**Assignment:**
The records below must be copied out completely and exactly.

**Dataset entries on figures:**

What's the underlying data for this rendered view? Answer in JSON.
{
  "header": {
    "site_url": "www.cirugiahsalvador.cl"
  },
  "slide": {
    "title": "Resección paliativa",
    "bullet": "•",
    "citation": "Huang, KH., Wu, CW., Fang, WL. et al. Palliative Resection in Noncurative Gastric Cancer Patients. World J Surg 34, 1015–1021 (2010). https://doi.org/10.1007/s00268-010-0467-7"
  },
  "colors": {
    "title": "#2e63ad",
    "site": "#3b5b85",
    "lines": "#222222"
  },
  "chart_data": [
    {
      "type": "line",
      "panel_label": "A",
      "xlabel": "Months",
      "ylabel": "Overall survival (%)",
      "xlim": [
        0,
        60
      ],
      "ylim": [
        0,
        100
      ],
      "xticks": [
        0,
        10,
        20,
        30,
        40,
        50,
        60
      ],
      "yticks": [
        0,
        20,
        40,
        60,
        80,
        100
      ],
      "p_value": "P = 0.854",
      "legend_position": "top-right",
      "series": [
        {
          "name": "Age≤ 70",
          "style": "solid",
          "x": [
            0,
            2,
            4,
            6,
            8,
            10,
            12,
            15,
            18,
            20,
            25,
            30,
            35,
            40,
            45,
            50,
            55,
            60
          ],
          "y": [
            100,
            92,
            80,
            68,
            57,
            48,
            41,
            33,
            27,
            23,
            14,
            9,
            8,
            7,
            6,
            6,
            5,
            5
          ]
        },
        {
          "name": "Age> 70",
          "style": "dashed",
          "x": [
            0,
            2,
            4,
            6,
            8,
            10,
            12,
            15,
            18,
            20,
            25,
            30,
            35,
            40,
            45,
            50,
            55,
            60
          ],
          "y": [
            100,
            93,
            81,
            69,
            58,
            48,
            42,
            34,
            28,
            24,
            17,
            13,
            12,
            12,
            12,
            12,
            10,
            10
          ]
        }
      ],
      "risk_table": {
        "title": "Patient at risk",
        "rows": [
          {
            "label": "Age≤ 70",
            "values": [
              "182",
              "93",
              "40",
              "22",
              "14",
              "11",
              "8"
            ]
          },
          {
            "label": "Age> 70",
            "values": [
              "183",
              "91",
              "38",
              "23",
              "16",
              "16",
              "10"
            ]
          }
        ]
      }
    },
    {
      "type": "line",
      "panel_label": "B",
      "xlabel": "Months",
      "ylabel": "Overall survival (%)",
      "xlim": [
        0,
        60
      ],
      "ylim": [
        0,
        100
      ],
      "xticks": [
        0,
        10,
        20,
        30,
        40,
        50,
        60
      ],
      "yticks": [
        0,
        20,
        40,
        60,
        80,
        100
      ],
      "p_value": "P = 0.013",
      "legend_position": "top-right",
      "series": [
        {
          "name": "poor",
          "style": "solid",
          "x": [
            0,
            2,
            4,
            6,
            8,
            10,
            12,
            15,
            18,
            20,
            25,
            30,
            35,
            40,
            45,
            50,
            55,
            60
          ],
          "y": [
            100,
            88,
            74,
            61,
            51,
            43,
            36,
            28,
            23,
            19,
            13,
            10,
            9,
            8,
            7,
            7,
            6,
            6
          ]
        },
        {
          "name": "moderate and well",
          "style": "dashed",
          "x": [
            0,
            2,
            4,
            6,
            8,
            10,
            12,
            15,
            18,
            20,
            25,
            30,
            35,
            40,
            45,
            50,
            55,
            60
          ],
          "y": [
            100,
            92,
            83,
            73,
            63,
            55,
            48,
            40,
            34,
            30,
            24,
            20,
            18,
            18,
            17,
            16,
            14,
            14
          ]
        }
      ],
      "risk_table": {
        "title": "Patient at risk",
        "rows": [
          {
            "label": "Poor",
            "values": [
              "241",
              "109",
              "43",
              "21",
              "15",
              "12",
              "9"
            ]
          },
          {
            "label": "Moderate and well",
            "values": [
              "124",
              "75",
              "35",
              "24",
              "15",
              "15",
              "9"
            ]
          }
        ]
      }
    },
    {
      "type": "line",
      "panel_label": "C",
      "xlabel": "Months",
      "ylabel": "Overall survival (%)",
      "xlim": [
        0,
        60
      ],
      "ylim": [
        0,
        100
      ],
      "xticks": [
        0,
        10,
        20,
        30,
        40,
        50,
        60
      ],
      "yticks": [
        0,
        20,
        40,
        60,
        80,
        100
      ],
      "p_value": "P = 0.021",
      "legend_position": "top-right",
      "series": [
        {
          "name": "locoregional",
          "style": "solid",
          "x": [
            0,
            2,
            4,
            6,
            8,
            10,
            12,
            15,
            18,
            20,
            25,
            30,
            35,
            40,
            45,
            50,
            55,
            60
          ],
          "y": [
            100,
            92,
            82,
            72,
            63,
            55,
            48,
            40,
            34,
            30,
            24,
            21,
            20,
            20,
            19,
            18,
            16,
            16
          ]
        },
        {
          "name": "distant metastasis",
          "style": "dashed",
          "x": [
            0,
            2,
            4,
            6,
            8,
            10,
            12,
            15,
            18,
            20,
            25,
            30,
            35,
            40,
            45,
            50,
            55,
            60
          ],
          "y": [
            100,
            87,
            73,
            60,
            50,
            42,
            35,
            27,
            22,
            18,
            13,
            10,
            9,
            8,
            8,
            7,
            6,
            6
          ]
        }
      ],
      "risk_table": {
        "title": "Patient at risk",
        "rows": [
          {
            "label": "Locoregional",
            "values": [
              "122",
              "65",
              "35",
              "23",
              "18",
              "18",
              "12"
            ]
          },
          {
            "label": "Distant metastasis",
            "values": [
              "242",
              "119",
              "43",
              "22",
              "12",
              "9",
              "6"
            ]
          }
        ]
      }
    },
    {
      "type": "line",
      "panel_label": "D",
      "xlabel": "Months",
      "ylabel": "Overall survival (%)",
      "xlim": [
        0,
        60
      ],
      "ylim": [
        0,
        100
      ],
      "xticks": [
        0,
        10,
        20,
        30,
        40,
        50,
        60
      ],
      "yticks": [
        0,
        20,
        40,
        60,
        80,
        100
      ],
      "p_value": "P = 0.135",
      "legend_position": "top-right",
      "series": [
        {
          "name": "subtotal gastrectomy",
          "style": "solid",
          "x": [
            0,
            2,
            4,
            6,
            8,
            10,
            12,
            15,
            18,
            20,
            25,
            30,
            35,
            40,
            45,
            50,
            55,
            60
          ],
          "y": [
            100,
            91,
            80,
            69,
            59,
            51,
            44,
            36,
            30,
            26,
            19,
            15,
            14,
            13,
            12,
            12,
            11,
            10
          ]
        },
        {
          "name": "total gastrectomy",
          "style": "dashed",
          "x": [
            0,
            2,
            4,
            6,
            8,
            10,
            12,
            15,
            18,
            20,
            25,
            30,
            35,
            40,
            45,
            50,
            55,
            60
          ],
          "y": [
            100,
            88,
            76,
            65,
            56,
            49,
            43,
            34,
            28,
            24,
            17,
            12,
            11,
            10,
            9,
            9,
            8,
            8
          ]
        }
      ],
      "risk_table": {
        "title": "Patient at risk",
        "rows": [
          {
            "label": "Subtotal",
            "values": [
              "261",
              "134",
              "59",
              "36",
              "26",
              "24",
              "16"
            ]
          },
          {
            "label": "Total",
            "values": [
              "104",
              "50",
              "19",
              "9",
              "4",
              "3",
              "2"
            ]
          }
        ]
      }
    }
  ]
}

**Solution to this problem:**
What's the underlying data for this rendered view? Answer in JSON.
{
  "header": {
    "site_url": "www.cirugiahsalvador.cl"
  },
  "slide": {
    "title": "Resección paliativa",
    "bullet": "•",
    "citation": "Huang, KH., Wu, CW., Fang, WL. et al. Palliative Resection in Noncurative Gastric Cancer Patients. World J Surg 34, 1015–1021 (2010). https://doi.org/10.1007/s00268-010-0467-7"
  },
  "colors": {
    "title": "#2e63ad",
    "site": "#3b5b85",
    "lines": "#222222"
  },
  "chart_data": [
    {
      "type": "line",
      "panel_label": "A",
      "xlabel": "Months",
      "ylabel": "Overall survival (%)",
      "xlim": [
        0,
        60
      ],
      "ylim": [
        0,
        100
      ],
      "xticks": [
        0,
        10,
        20,
        30,
        40,
        50,
        60
      ],
      "yticks": [
        0,
        20,
        40,
        60,
        80,
        100
      ],
      "p_value": "P = 0.854",
      "legend_position": "top-right",
      "series": [
        {
          "name": "Age≤ 70",
          "style": "solid",
          "x": [
            0,
            2,
            4,
            6,
            8,
            10,
            12,
            15,
            18,
            20,
            25,
            30,
            35,
            40,
            45,
            50,
            55,
            60
          ],
          "y": [
            100,
            92,
            80,
            68,
            57,
            48,
            41,
            33,
            27,
            23,
            14,
            9,
            8,
            7,
            6,
            6,
            5,
            5
          ]
        },
        {
          "name": "Age> 70",
          "style": "dashed",
          "x": [
            0,
            2,
            4,
            6,
            8,
            10,
            12,
            15,
            18,
            20,
            25,
            30,
            35,
            40,
            45,
            50,
            55,
            60
          ],
          "y": [
            100,
            93,
            81,
            69,
            58,
            48,
            42,
            34,
            28,
            24,
            17,
            13,
            12,
            12,
            12,
            12,
            10,
            10
          ]
        }
      ],
      "risk_table": {
        "title": "Patient at risk",
        "rows": [
          {
            "label": "Age≤ 70",
            "values": [
              "182",
              "93",
              "40",
              "22",
              "14",
              "11",
              "8"
            ]
          },
          {
            "label": "Age> 70",
            "values": [
              "183",
              "91",
              "38",
              "23",
              "16",
              "16",
              "10"
            ]
          }
        ]
      }
    },
    {
      "type": "line",
      "panel_label": "B",
      "xlabel": "Months",
      "ylabel": "Overall survival (%)",
      "xlim": [
        0,
        60
      ],
      "ylim": [
        0,
        100
      ],
      "xticks": [
        0,
        10,
        20,
        30,
        40,
        50,
        60
      ],
      "yticks": [
        0,
        20,
        40,
        60,
        80,
        100
      ],
      "p_value": "P = 0.013",
      "legend_position": "top-right",
      "series": [
        {
          "name": "poor",
          "style": "solid",
          "x": [
            0,
            2,
            4,
            6,
            8,
            10,
            12,
            15,
            18,
            20,
            25,
            30,
            35,
            40,
            45,
            50,
            55,
            60
          ],
          "y": [
            100,
            88,
            74,
            61,
            51,
            43,
            36,
            28,
            23,
            19,
            13,
            10,
            9,
            8,
            7,
            7,
            6,
            6
          ]
        },
        {
          "name": "moderate and well",
          "style": "dashed",
          "x": [
            0,
            2,
            4,
            6,
            8,
            10,
            12,
            15,
            18,
            20,
            25,
            30,
            35,
            40,
            45,
            50,
            55,
            60
          ],
          "y": [
            100,
            92,
            83,
            73,
            63,
            55,
            48,
            40,
            34,
            30,
            24,
            20,
            18,
            18,
            17,
            16,
            14,
            14
          ]
        }
      ],
      "risk_table": {
        "title": "Patient at risk",
        "rows": [
          {
            "label": "Poor",
            "values": [
              "241",
              "109",
              "43",
              "21",
              "15",
              "12",
              "9"
            ]
          },
          {
            "label": "Moderate and well",
            "values": [
              "124",
              "75",
              "35",
              "24",
              "15",
              "15",
              "9"
            ]
          }
        ]
      }
    },
    {
      "type": "line",
      "panel_label": "C",
      "xlabel": "Months",
      "ylabel": "Overall survival (%)",
      "xlim": [
        0,
        60
      ],
      "ylim": [
        0,
        100
      ],
      "xticks": [
        0,
        10,
        20,
        30,
        40,
        50,
        60
      ],
      "yticks": [
        0,
        20,
        40,
        60,
        80,
        100
      ],
      "p_value": "P = 0.021",
      "legend_position": "top-right",
      "series": [
        {
          "name": "locoregional",
          "style": "solid",
          "x": [
            0,
            2,
            4,
            6,
            8,
            10,
            12,
            15,
            18,
            20,
            25,
            30,
            35,
            40,
            45,
            50,
            55,
            60
          ],
          "y": [
            100,
            92,
            82,
            72,
            63,
            55,
            48,
            40,
            34,
            30,
            24,
            21,
            20,
            20,
            19,
            18,
            16,
            16
          ]
        },
        {
          "name": "distant metastasis",
          "style": "dashed",
          "x": [
            0,
            2,
            4,
            6,
            8,
            10,
            12,
            15,
            18,
            20,
            25,
            30,
            35,
            40,
            45,
            50,
            55,
            60
          ],
          "y": [
            100,
            87,
            73,
            60,
            50,
            42,
            35,
            27,
            22,
            18,
            13,
            10,
            9,
            8,
            8,
            7,
            6,
            6
          ]
        }
      ],
      "risk_table": {
        "title": "Patient at risk",
        "rows": [
          {
            "label": "Locoregional",
            "values": [
              "122",
              "65",
              "35",
              "23",
              "18",
              "18",
              "12"
            ]
          },
          {
            "label": "Distant metastasis",
            "values": [
              "242",
              "119",
              "43",
              "22",
              "12",
              "9",
              "6"
            ]
          }
        ]
      }
    },
    {
      "type": "line",
      "panel_label": "D",
      "xlabel": "Months",
      "ylabel": "Overall survival (%)",
      "xlim": [
        0,
        60
      ],
      "ylim": [
        0,
        100
      ],
      "xticks": [
        0,
        10,
        20,
        30,
        40,
        50,
        60
      ],
      "yticks": [
        0,
        20,
        40,
        60,
        80,
        100
      ],
      "p_value": "P = 0.135",
      "legend_position": "top-right",
      "series": [
        {
          "name": "subtotal gastrectomy",
          "style": "solid",
          "x": [
            0,
            2,
            4,
            6,
            8,
            10,
            12,
            15,
            18,
            20,
            25,
            30,
            35,
            40,
            45,
            50,
            55,
            60
          ],
          "y": [
            100,
            91,
            80,
            69,
            59,
            51,
            44,
            36,
            30,
            26,
            19,
            15,
            14,
            13,
            12,
            12,
            11,
            10
          ]
        },
        {
          "name": "total gastrectomy",
          "style": "dashed",
          "x": [
            0,
            2,
            4,
            6,
            8,
            10,
            12,
            15,
            18,
            20,
            25,
            30,
            35,
            40,
            45,
            50,
            55,
            60
          ],
          "y": [
            100,
            88,
            76,
            65,
            56,
            49,
            43,
            34,
            28,
            24,
            17,
            12,
            11,
            10,
            9,
            9,
            8,
            8
          ]
        }
      ],
      "risk_table": {
        "title": "Patient at risk",
        "rows": [
          {
            "label": "Subtotal",
            "values": [
              "261",
              "134",
              "59",
              "36",
              "26",
              "24",
              "16"
            ]
          },
          {
            "label": "Total",
            "values": [
              "104",
              "50",
              "19",
              "9",
              "4",
              "3",
              "2"
            ]
          }
        ]
      }
    }
  ]
}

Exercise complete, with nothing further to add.